| Set exercise |
Repeat the material exactly as it appears.
┄┄┄┄┄┄
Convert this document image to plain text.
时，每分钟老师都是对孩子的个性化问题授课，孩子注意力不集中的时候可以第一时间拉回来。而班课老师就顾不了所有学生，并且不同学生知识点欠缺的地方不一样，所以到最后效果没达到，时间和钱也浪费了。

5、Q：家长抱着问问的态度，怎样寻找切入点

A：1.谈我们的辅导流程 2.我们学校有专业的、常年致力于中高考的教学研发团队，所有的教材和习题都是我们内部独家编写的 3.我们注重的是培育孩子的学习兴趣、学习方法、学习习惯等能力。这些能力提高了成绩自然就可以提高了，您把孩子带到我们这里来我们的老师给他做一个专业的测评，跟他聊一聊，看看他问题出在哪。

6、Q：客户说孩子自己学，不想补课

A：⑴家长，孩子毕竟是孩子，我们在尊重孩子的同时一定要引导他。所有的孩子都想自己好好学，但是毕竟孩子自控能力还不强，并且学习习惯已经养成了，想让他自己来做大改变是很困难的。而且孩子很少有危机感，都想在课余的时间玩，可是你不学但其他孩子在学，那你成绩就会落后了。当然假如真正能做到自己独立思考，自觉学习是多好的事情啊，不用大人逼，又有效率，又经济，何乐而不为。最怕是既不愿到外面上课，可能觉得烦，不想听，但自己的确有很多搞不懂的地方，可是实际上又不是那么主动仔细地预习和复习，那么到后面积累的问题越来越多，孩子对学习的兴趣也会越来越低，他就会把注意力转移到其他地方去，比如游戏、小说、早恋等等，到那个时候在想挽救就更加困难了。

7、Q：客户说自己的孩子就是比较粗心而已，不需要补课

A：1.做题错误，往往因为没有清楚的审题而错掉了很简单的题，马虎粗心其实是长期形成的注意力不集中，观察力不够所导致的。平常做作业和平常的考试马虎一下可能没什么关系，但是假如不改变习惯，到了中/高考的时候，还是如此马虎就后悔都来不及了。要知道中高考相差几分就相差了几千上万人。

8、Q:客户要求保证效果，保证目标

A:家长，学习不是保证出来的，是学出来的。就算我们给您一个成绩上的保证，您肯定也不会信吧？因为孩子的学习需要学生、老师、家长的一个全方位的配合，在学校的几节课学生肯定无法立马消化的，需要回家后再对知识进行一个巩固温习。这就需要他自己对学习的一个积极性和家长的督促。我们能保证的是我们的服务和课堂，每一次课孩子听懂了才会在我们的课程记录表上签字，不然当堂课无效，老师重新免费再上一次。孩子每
┄┄┄┄┄┄
| Result for this exercise |
Convert this document image to plain text.
时，每分钟老师都是对孩子的个性化问题授课，孩子注意力不集中的时候可以第一时间拉回来。而班课老师就顾不了所有学生，并且不同学生知识点欠缺的地方不一样，所以到最后效果没达到，时间和钱也浪费了。

5、Q：家长抱着问问的态度，怎样寻找切入点

A：1.谈我们的辅导流程 2.我们学校有专业的、常年致力于中高考的教学研发团队，所有的教材和习题都是我们内部独家编写的 3.我们注重的是培育孩子的学习兴趣、学习方法、学习习惯等能力。这些能力提高了成绩自然就可以提高了，您把孩子带到我们这里来我们的老师给他做一个专业的测评，跟他聊一聊，看看他问题出在哪。

6、Q：客户说孩子自己学，不想补课

A：⑴家长，孩子毕竟是孩子，我们在尊重孩子的同时一定要引导他。所有的孩子都想自己好好学，但是毕竟孩子自控能力还不强，并且学习习惯已经养成了，想让他自己来做大改变是很困难的。而且孩子很少有危机感，都想在课余的时间玩，可是你不学但其他孩子在学，那你成绩就会落后了。当然假如真正能做到自己独立思考，自觉学习是多好的事情啊，不用大人逼，又有效率，又经济，何乐而不为。最怕是既不愿到外面上课，可能觉得烦，不想听，但自己的确有很多搞不懂的地方，可是实际上又不是那么主动仔细地预习和复习，那么到后面积累的问题越来越多，孩子对学习的兴趣也会越来越低，他就会把注意力转移到其他地方去，比如游戏、小说、早恋等等，到那个时候在想挽救就更加困难了。

7、Q：客户说自己的孩子就是比较粗心而已，不需要补课

A：1.做题错误，往往因为没有清楚的审题而错掉了很简单的题，马虎粗心其实是长期形成的注意力不集中，观察力不够所导致的。平常做作业和平常的考试马虎一下可能没什么关系，但是假如不改变习惯，到了中/高考的时候，还是如此马虎就后悔都来不及了。要知道中高考相差几分就相差了几千上万人。

8、Q:客户要求保证效果，保证目标

A:家长，学习不是保证出来的，是学出来的。就算我们给您一个成绩上的保证，您肯定也不会信吧？因为孩子的学习需要学生、老师、家长的一个全方位的配合，在学校的几节课学生肯定无法立马消化的，需要回家后再对知识进行一个巩固温习。这就需要他自己对学习的一个积极性和家长的督促。我们能保证的是我们的服务和课堂，每一次课孩子听懂了才会在我们的课程记录表上签字，不然当堂课无效，老师重新免费再上一次。孩子每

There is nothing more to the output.